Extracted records
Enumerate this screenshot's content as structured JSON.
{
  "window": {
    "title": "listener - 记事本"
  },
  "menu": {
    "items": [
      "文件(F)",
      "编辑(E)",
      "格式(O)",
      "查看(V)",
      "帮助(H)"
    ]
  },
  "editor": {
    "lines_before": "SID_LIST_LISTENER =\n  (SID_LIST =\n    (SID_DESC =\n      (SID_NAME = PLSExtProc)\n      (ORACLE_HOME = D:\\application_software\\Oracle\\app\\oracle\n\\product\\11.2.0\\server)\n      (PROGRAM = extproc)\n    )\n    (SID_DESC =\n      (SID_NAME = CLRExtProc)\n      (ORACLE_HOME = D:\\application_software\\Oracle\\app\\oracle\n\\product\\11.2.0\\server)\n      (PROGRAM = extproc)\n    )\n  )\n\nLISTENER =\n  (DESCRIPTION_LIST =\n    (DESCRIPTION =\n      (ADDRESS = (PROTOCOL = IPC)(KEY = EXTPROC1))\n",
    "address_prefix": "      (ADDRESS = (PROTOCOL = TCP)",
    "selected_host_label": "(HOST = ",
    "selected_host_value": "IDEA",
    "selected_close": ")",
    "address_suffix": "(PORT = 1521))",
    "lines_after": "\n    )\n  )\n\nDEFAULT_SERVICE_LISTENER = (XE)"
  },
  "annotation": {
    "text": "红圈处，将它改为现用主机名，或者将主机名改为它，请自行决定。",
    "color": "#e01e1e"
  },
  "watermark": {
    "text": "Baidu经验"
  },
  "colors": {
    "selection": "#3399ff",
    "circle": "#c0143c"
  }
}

Objective: Your task is to print all of the records exactly.

Answer to the task:
Enumerate this screenshot's content as structured JSON.
{
  "window": {
    "title": "listener - 记事本"
  },
  "menu": {
    "items": [
      "文件(F)",
      "编辑(E)",
      "格式(O)",
      "查看(V)",
      "帮助(H)"
    ]
  },
  "editor": {
    "lines_before": "SID_LIST_LISTENER =\n  (SID_LIST =\n    (SID_DESC =\n      (SID_NAME = PLSExtProc)\n      (ORACLE_HOME = D:\\application_software\\Oracle\\app\\oracle\n\\product\\11.2.0\\server)\n      (PROGRAM = extproc)\n    )\n    (SID_DESC =\n      (SID_NAME = CLRExtProc)\n      (ORACLE_HOME = D:\\application_software\\Oracle\\app\\oracle\n\\product\\11.2.0\\server)\n      (PROGRAM = extproc)\n    )\n  )\n\nLISTENER =\n  (DESCRIPTION_LIST =\n    (DESCRIPTION =\n      (ADDRESS = (PROTOCOL = IPC)(KEY = EXTPROC1))\n",
    "address_prefix": "      (ADDRESS = (PROTOCOL = TCP)",
    "selected_host_label": "(HOST = ",
    "selected_host_value": "IDEA",
    "selected_close": ")",
    "address_suffix": "(PORT = 1521))",
    "lines_after": "\n    )\n  )\n\nDEFAULT_SERVICE_LISTENER = (XE)"
  },
  "annotation": {
    "text": "红圈处，将它改为现用主机名，或者将主机名改为它，请自行决定。",
    "color": "#e01e1e"
  },
  "watermark": {
    "text": "Baidu经验"
  },
  "colors": {
    "selection": "#3399ff",
    "circle": "#c0143c"
  }
}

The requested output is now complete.